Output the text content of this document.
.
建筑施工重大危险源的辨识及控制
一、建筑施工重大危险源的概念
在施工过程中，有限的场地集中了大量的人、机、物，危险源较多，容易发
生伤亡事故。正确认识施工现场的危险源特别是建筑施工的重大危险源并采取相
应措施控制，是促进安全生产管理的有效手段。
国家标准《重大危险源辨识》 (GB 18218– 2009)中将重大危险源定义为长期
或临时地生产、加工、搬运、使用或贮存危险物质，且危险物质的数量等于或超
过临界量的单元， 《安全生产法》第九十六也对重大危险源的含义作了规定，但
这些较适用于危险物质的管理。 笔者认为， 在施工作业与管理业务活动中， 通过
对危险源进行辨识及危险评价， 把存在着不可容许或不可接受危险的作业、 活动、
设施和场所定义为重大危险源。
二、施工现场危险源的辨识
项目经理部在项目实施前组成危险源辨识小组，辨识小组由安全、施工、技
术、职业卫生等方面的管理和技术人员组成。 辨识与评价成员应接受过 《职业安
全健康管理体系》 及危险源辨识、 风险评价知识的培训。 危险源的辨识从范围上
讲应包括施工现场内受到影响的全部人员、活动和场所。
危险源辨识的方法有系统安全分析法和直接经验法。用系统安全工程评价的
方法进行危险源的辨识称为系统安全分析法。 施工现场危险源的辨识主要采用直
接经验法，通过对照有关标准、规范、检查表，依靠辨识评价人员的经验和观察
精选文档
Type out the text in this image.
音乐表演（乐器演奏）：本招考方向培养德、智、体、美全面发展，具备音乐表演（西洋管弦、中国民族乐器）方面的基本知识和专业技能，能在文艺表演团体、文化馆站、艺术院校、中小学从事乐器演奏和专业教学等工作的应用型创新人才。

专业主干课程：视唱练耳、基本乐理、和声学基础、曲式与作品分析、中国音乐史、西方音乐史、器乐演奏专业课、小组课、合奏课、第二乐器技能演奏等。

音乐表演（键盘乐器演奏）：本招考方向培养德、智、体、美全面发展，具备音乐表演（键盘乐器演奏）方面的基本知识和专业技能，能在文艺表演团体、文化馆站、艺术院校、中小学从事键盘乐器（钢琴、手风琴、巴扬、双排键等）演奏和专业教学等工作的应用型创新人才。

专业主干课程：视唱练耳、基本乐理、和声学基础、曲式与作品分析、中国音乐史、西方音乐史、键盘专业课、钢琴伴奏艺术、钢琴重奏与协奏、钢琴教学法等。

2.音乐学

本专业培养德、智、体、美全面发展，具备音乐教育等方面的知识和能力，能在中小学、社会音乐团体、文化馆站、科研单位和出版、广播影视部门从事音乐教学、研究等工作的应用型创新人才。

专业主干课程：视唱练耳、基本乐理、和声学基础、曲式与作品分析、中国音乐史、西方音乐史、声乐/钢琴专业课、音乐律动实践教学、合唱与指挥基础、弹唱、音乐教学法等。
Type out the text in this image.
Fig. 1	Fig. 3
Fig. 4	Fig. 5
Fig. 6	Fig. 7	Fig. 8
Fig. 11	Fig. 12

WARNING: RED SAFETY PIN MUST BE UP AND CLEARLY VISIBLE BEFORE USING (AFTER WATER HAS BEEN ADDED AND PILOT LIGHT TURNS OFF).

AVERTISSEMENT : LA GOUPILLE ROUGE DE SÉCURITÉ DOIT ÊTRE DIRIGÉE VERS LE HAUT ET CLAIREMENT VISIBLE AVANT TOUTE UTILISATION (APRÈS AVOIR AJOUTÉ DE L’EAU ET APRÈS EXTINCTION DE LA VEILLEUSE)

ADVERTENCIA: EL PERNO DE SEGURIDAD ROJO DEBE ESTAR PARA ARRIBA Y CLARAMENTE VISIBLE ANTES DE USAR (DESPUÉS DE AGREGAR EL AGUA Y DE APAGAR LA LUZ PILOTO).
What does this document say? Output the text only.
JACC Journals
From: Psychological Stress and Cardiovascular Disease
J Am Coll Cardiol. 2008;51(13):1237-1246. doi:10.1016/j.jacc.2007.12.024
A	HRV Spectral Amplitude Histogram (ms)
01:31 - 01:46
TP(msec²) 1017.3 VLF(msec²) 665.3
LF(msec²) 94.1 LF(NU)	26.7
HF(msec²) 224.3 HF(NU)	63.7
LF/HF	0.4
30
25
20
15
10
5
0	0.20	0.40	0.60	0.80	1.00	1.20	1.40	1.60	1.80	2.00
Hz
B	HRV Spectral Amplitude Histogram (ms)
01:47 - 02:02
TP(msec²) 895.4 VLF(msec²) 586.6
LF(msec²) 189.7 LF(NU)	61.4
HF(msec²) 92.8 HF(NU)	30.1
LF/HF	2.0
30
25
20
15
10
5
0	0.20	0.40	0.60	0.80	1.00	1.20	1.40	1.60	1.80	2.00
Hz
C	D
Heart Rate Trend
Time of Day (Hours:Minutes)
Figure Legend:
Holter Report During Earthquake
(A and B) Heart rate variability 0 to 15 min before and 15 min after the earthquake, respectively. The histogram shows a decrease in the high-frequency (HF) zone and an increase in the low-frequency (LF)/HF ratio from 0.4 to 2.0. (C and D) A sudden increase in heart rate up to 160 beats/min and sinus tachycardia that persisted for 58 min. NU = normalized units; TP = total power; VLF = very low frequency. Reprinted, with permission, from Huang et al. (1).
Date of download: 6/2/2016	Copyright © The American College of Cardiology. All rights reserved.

--

• _SHORT PROBLEM_
Look through the records and gather each line with the word "专业主干课程".

• _ANSWER TO THIS TASK_
专业主干课程：视唱练耳、基本乐理、和声学基础、曲式与作品分析、中国音乐史、西方音乐史、器乐演奏专业课、小组课、合奏课、第二乐器技能演奏等。
专业主干课程：视唱练耳、基本乐理、和声学基础、曲式与作品分析、中国音乐史、西方音乐史、键盘专业课、钢琴伴奏艺术、钢琴重奏与协奏、钢琴教学法等。
专业主干课程：视唱练耳、基本乐理、和声学基础、曲式与作品分析、中国音乐史、西方音乐史、声乐/钢琴专业课、音乐律动实践教学、合唱与指挥基础、弹唱、音乐教学法等。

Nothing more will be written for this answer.